図2(a)は、放射角度変換素子14の平面図である。
図2(b)は、放射角度変換素子14の長辺方向の側面図である。
図2(c)は、放射角度変換素子14の短辺方向の側面図である。
【0023】
放射角度変換素子14は、基板16と、基板16の一方の主面上に形成されるマイクロレンズアレイ18とを備える。
【0024】
基板16は、光の利用効率を高めるという観点から、適用される波長範囲内で透明であることが望ましい。基板16の材質は、石英、ガラスや透明樹脂から選択されてよい。ガラスとしては、これらに限られないが、ソーダライムガラス、白板硝子、ホウケイ酸ガラス、アルミノホウケイ酸ガラス、リン酸系ガラス、フツリン酸系ガラスなどを使用することができ、機能別では低誘電率ガラスや無アルカリガラス、高屈折率ガラス、光学ガラスなどの多成分系ガラス、強化ガラスなどを使用することができる。透明樹脂としては、これらに限られないが、環状(ポリ)オレフィン樹脂、芳香族ポリエーテル系樹脂、ポリイミド系樹脂、エポキシ系樹脂、アクリル系樹脂、ポリエステル系樹脂、ポリアミド系樹脂、ポリカーボネート系樹脂、ポリエーテル系樹脂、シリコーン系樹脂などを使用することができる。

**提供資料**
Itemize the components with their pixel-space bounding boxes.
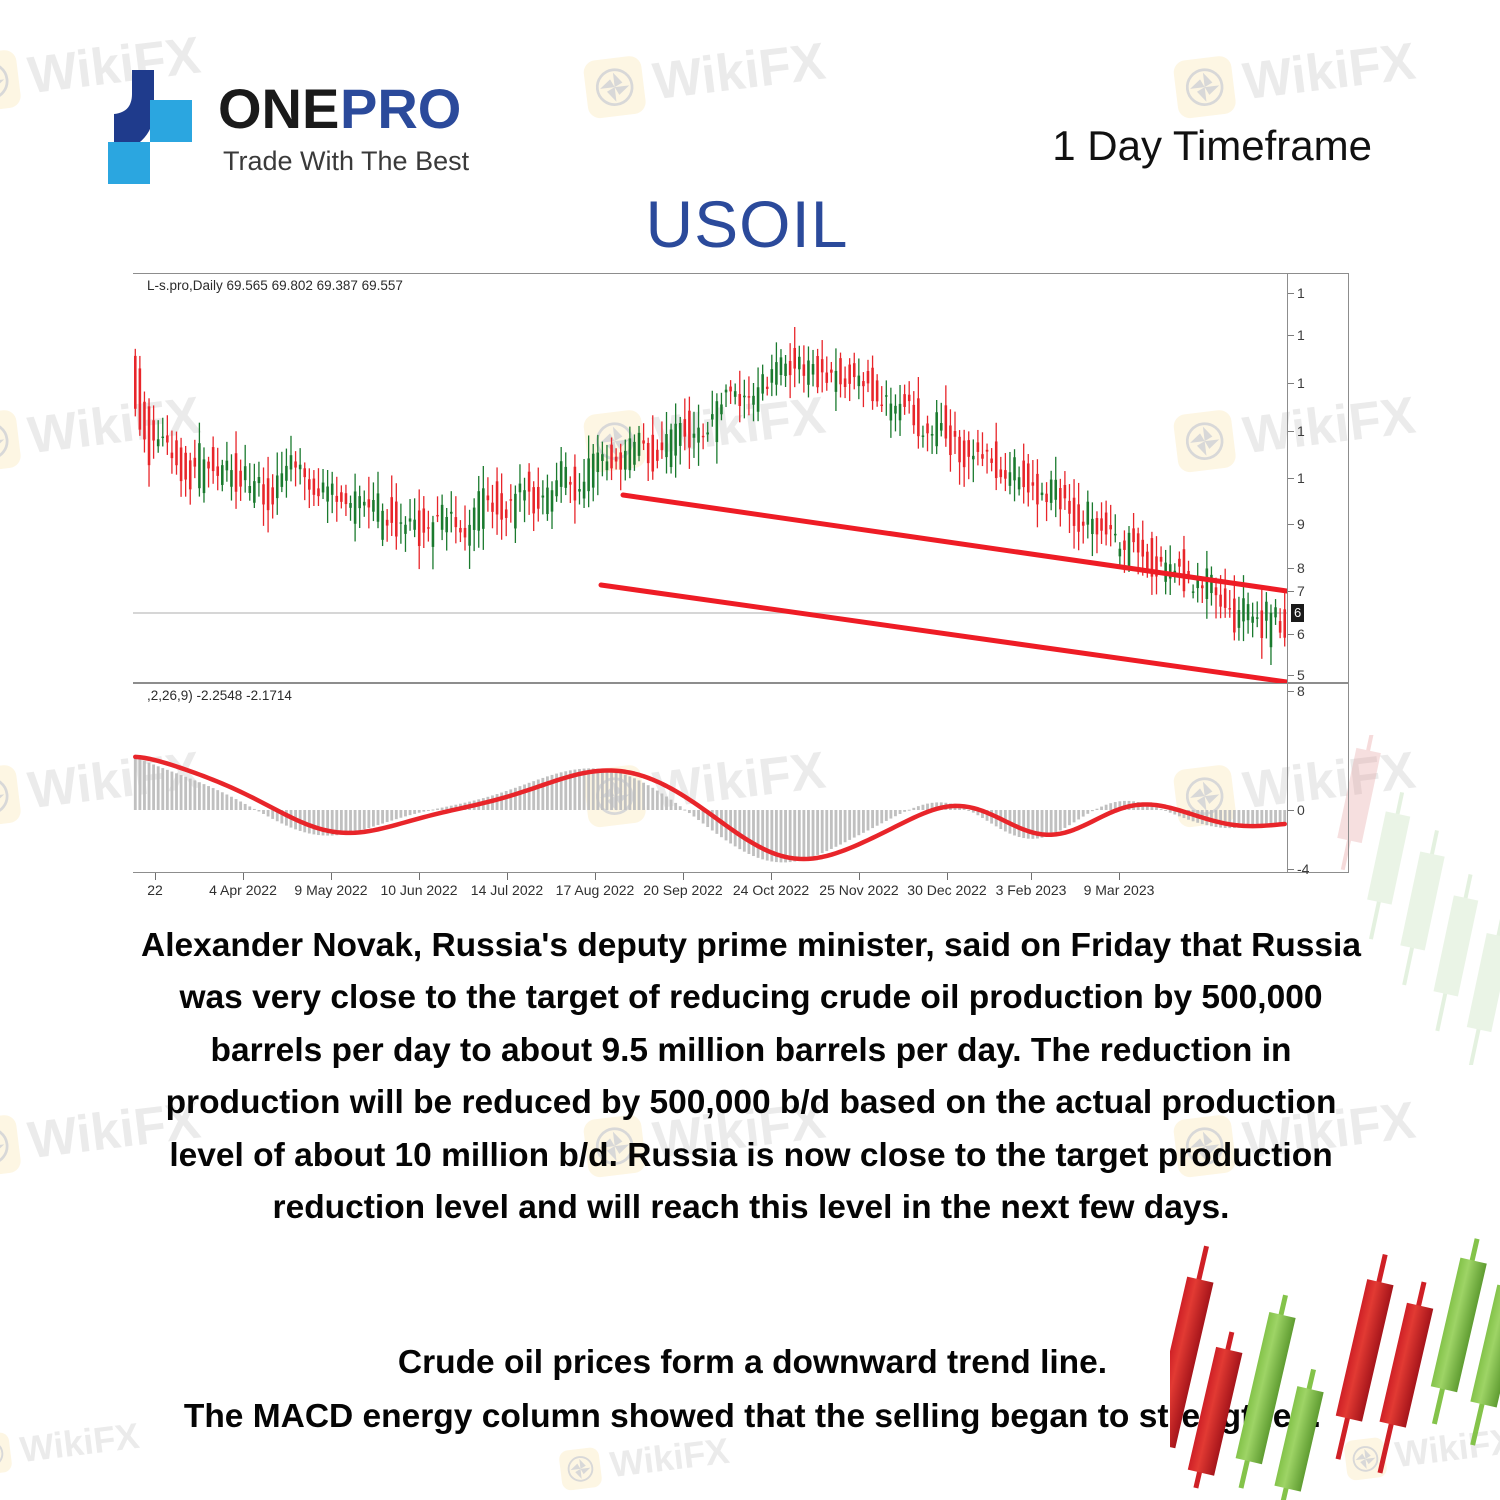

**課題 1**
引用文のうち、「図2(b)は、放射角度変換素子14の長辺方向の側面図である。」から「コーン系樹脂などを使用することができる。」までの部分を一字一句そのまま書き写してください。
**課題 2**
引用文によると、放射角度変換素子14は基板16のほかに何を備えていますか。
引用文の内容だけを根拠にしてください。

**解答 1**
図2(b)は、放射角度変換素子14の長辺方向の側面図である。
図2(c)は、放射角度変換素子14の短辺方向の側面図である。
【0023】
放射角度変換素子14は、基板16と、基板16の一方の主面上に形成されるマイクロレンズアレイ18とを備える。
【0024】
基板16は、光の利用効率を高めるという観点から、適用される波長範囲内で透明であることが望ましい。基板16の材質は、石英、ガラスや透明樹脂から選択されてよい。ガラスとしては、これらに限られないが、ソーダライムガラス、白板硝子、ホウケイ酸ガラス、アルミノホウケイ酸ガラス、リン酸系ガラス、フツリン酸系ガラスなどを使用することができ、機能別では低誘電率ガラスや無アルカリガラス、高屈折率ガラス、光学ガラスなどの多成分系ガラス、強化ガラスなどを使用することができる。透明樹脂としては、これらに限られないが、環状(ポリ)オレフィン樹脂、芳香族ポリエーテル系樹脂、ポリイミド系樹脂、エポキシ系樹脂、アクリル系樹脂、ポリエステル系樹脂、ポリアミド系樹脂、ポリカーボネート系樹脂、ポリエーテル系樹脂、シリコーン系樹脂などを使用することができる。

**解答 2**
基板16の一方の主面上に形成されるマイクロレンズアレイ18を備えています。